[START]

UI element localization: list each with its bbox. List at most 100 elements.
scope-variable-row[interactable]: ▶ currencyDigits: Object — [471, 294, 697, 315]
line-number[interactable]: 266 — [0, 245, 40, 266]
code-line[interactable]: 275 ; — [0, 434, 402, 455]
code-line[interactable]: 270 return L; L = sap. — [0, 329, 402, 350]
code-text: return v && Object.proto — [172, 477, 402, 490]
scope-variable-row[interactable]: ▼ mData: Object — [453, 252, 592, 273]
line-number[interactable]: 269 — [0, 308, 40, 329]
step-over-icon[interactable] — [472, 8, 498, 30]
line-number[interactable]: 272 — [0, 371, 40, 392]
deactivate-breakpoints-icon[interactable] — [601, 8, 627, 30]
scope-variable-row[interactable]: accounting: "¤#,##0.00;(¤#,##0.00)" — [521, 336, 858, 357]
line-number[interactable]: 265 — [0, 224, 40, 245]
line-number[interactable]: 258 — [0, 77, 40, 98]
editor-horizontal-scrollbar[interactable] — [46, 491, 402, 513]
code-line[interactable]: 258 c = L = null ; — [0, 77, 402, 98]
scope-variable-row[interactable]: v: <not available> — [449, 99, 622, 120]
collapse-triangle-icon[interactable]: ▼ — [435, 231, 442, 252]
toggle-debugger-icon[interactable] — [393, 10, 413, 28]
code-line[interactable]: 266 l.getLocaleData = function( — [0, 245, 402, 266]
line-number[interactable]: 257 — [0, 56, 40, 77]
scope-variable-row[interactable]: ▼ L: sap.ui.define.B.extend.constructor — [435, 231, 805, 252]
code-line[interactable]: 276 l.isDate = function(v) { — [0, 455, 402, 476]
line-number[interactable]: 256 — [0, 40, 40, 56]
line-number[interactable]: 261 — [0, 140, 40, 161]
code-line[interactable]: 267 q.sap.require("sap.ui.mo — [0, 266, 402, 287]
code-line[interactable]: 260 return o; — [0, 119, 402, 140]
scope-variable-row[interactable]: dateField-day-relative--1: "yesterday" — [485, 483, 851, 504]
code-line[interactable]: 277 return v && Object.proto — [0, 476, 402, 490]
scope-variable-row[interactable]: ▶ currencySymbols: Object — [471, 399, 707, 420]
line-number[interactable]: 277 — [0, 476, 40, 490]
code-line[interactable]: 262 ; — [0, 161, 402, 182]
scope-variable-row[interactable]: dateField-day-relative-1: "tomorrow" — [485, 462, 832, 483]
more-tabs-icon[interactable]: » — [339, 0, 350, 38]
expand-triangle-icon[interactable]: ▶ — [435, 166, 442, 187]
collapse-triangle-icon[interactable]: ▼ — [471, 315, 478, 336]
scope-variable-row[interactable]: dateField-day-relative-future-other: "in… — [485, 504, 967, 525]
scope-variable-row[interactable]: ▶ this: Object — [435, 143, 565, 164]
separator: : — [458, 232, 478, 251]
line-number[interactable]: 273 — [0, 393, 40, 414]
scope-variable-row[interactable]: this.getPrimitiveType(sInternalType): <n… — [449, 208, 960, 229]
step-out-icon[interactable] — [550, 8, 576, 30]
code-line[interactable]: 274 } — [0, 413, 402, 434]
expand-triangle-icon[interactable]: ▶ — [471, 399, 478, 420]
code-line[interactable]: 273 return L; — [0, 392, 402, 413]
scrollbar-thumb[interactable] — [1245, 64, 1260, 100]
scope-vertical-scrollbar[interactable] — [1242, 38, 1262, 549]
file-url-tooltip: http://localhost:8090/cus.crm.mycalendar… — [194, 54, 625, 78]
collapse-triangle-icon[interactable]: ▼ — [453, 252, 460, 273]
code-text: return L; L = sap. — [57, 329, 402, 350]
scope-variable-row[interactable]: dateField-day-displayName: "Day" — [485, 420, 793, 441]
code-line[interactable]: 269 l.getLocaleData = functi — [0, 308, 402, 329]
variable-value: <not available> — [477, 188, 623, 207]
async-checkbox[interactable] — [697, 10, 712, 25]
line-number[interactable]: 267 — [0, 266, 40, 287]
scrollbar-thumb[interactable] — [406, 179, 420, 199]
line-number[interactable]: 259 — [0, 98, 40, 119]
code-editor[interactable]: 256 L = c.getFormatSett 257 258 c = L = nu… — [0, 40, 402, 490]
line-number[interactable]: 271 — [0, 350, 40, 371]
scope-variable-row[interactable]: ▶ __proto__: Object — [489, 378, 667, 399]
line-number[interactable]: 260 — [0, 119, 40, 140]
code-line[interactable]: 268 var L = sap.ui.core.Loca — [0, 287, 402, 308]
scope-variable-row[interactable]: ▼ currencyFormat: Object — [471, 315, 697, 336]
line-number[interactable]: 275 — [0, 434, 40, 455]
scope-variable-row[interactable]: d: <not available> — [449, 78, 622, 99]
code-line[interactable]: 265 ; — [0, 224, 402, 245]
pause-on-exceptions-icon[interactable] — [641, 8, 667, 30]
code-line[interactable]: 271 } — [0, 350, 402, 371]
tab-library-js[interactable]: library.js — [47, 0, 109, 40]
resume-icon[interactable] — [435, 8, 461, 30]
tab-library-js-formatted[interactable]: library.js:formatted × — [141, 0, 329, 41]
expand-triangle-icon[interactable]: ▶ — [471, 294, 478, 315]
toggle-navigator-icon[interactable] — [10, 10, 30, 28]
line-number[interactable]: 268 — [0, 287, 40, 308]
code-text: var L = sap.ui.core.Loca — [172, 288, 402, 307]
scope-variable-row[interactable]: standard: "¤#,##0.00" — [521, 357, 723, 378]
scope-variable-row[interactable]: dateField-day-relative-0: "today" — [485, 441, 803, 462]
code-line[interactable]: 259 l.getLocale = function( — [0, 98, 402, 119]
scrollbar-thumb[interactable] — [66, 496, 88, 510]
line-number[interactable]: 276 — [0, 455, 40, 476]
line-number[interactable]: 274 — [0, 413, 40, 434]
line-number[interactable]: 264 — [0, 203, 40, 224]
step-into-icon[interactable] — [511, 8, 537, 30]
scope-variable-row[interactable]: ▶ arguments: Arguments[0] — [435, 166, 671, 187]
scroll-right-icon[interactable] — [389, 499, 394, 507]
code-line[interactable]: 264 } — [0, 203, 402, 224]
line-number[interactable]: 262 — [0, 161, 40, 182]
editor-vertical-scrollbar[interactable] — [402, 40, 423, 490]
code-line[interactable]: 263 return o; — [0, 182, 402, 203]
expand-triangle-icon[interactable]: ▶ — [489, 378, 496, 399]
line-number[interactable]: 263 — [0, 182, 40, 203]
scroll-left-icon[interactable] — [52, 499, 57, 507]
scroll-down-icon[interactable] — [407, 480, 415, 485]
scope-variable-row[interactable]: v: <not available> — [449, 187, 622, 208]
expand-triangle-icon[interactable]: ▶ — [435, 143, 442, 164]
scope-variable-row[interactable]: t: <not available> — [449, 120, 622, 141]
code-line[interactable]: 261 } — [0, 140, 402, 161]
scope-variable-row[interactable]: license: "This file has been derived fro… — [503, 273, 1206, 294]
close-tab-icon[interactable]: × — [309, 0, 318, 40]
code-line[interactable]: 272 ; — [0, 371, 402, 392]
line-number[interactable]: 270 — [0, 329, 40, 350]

[END]

> [TO DO]:
Copy every row above word for word.

> [EXERCISE ANSWER]:
UI element localization: list each with its bbox. List at most 100 elements.
scope-variable-row[interactable]: ▶ currencyDigits: Object — [471, 294, 697, 315]
line-number[interactable]: 266 — [0, 245, 40, 266]
code-line[interactable]: 275 ; — [0, 434, 402, 455]
code-line[interactable]: 270 return L; L = sap. — [0, 329, 402, 350]
code-text: return v && Object.proto — [172, 477, 402, 490]
scope-variable-row[interactable]: ▼ mData: Object — [453, 252, 592, 273]
line-number[interactable]: 269 — [0, 308, 40, 329]
step-over-icon[interactable] — [472, 8, 498, 30]
line-number[interactable]: 272 — [0, 371, 40, 392]
deactivate-breakpoints-icon[interactable] — [601, 8, 627, 30]
scope-variable-row[interactable]: accounting: "¤#,##0.00;(¤#,##0.00)" — [521, 336, 858, 357]
line-number[interactable]: 265 — [0, 224, 40, 245]
line-number[interactable]: 258 — [0, 77, 40, 98]
editor-horizontal-scrollbar[interactable] — [46, 491, 402, 513]
code-line[interactable]: 258 c = L = null ; — [0, 77, 402, 98]
scope-variable-row[interactable]: v: <not available> — [449, 99, 622, 120]
collapse-triangle-icon[interactable]: ▼ — [435, 231, 442, 252]
toggle-debugger-icon[interactable] — [393, 10, 413, 28]
code-line[interactable]: 266 l.getLocaleData = function( — [0, 245, 402, 266]
line-number[interactable]: 257 — [0, 56, 40, 77]
scope-variable-row[interactable]: ▼ L: sap.ui.define.B.extend.constructor — [435, 231, 805, 252]
code-line[interactable]: 276 l.isDate = function(v) { — [0, 455, 402, 476]
line-number[interactable]: 256 — [0, 40, 40, 56]
line-number[interactable]: 261 — [0, 140, 40, 161]
code-line[interactable]: 267 q.sap.require("sap.ui.mo — [0, 266, 402, 287]
code-line[interactable]: 260 return o; — [0, 119, 402, 140]
scope-variable-row[interactable]: dateField-day-relative--1: "yesterday" — [485, 483, 851, 504]
code-line[interactable]: 277 return v && Object.proto — [0, 476, 402, 490]
scope-variable-row[interactable]: ▶ currencySymbols: Object — [471, 399, 707, 420]
line-number[interactable]: 277 — [0, 476, 40, 490]
code-line[interactable]: 262 ; — [0, 161, 402, 182]
scope-variable-row[interactable]: dateField-day-relative-1: "tomorrow" — [485, 462, 832, 483]
more-tabs-icon[interactable]: » — [339, 0, 350, 38]
expand-triangle-icon[interactable]: ▶ — [435, 166, 442, 187]
collapse-triangle-icon[interactable]: ▼ — [471, 315, 478, 336]
scope-variable-row[interactable]: dateField-day-relative-future-other: "in… — [485, 504, 967, 525]
scope-variable-row[interactable]: ▶ this: Object — [435, 143, 565, 164]
separator: : — [458, 232, 478, 251]
line-number[interactable]: 273 — [0, 393, 40, 414]
scope-variable-row[interactable]: this.getPrimitiveType(sInternalType): <n… — [449, 208, 960, 229]
step-out-icon[interactable] — [550, 8, 576, 30]
code-line[interactable]: 274 } — [0, 413, 402, 434]
expand-triangle-icon[interactable]: ▶ — [471, 399, 478, 420]
code-line[interactable]: 273 return L; — [0, 392, 402, 413]
scrollbar-thumb[interactable] — [1245, 64, 1260, 100]
scope-vertical-scrollbar[interactable] — [1242, 38, 1262, 549]
file-url-tooltip: http://localhost:8090/cus.crm.mycalendar… — [194, 54, 625, 78]
collapse-triangle-icon[interactable]: ▼ — [453, 252, 460, 273]
code-text: return L; L = sap. — [57, 329, 402, 350]
scope-variable-row[interactable]: dateField-day-displayName: "Day" — [485, 420, 793, 441]
code-line[interactable]: 269 l.getLocaleData = functi — [0, 308, 402, 329]
variable-value: <not available> — [477, 188, 623, 207]
async-checkbox[interactable] — [697, 10, 712, 25]
line-number[interactable]: 267 — [0, 266, 40, 287]
scrollbar-thumb[interactable] — [406, 179, 420, 199]
line-number[interactable]: 259 — [0, 98, 40, 119]
code-editor[interactable]: 256 L = c.getFormatSett 257 258 c = L = nu… — [0, 40, 402, 490]
line-number[interactable]: 271 — [0, 350, 40, 371]
scope-variable-row[interactable]: ▶ __proto__: Object — [489, 378, 667, 399]
line-number[interactable]: 260 — [0, 119, 40, 140]
code-line[interactable]: 268 var L = sap.ui.core.Loca — [0, 287, 402, 308]
scope-variable-row[interactable]: ▼ currencyFormat: Object — [471, 315, 697, 336]
line-number[interactable]: 275 — [0, 434, 40, 455]
scope-variable-row[interactable]: d: <not available> — [449, 78, 622, 99]
code-line[interactable]: 265 ; — [0, 224, 402, 245]
pause-on-exceptions-icon[interactable] — [641, 8, 667, 30]
code-line[interactable]: 271 } — [0, 350, 402, 371]
tab-library-js[interactable]: library.js — [47, 0, 109, 40]
resume-icon[interactable] — [435, 8, 461, 30]
tab-library-js-formatted[interactable]: library.js:formatted × — [141, 0, 329, 41]
expand-triangle-icon[interactable]: ▶ — [471, 294, 478, 315]
toggle-navigator-icon[interactable] — [10, 10, 30, 28]
line-number[interactable]: 268 — [0, 287, 40, 308]
code-text: var L = sap.ui.core.Loca — [172, 288, 402, 307]
scope-variable-row[interactable]: standard: "¤#,##0.00" — [521, 357, 723, 378]
scope-variable-row[interactable]: dateField-day-relative-0: "today" — [485, 441, 803, 462]
code-line[interactable]: 259 l.getLocale = function( — [0, 98, 402, 119]
scrollbar-thumb[interactable] — [66, 496, 88, 510]
line-number[interactable]: 276 — [0, 455, 40, 476]
line-number[interactable]: 274 — [0, 413, 40, 434]
line-number[interactable]: 264 — [0, 203, 40, 224]
step-into-icon[interactable] — [511, 8, 537, 30]
scope-variable-row[interactable]: ▶ arguments: Arguments[0] — [435, 166, 671, 187]
scroll-right-icon[interactable] — [389, 499, 394, 507]
code-line[interactable]: 264 } — [0, 203, 402, 224]
line-number[interactable]: 262 — [0, 161, 40, 182]
editor-vertical-scrollbar[interactable] — [402, 40, 423, 490]
code-line[interactable]: 263 return o; — [0, 182, 402, 203]
expand-triangle-icon[interactable]: ▶ — [489, 378, 496, 399]
line-number[interactable]: 263 — [0, 182, 40, 203]
scroll-left-icon[interactable] — [52, 499, 57, 507]
scroll-down-icon[interactable] — [407, 480, 415, 485]
scope-variable-row[interactable]: v: <not available> — [449, 187, 622, 208]
expand-triangle-icon[interactable]: ▶ — [435, 143, 442, 164]
scope-variable-row[interactable]: t: <not available> — [449, 120, 622, 141]
code-line[interactable]: 261 } — [0, 140, 402, 161]
scope-variable-row[interactable]: license: "This file has been derived fro… — [503, 273, 1206, 294]
close-tab-icon[interactable]: × — [309, 0, 318, 40]
code-line[interactable]: 272 ; — [0, 371, 402, 392]
line-number[interactable]: 270 — [0, 329, 40, 350]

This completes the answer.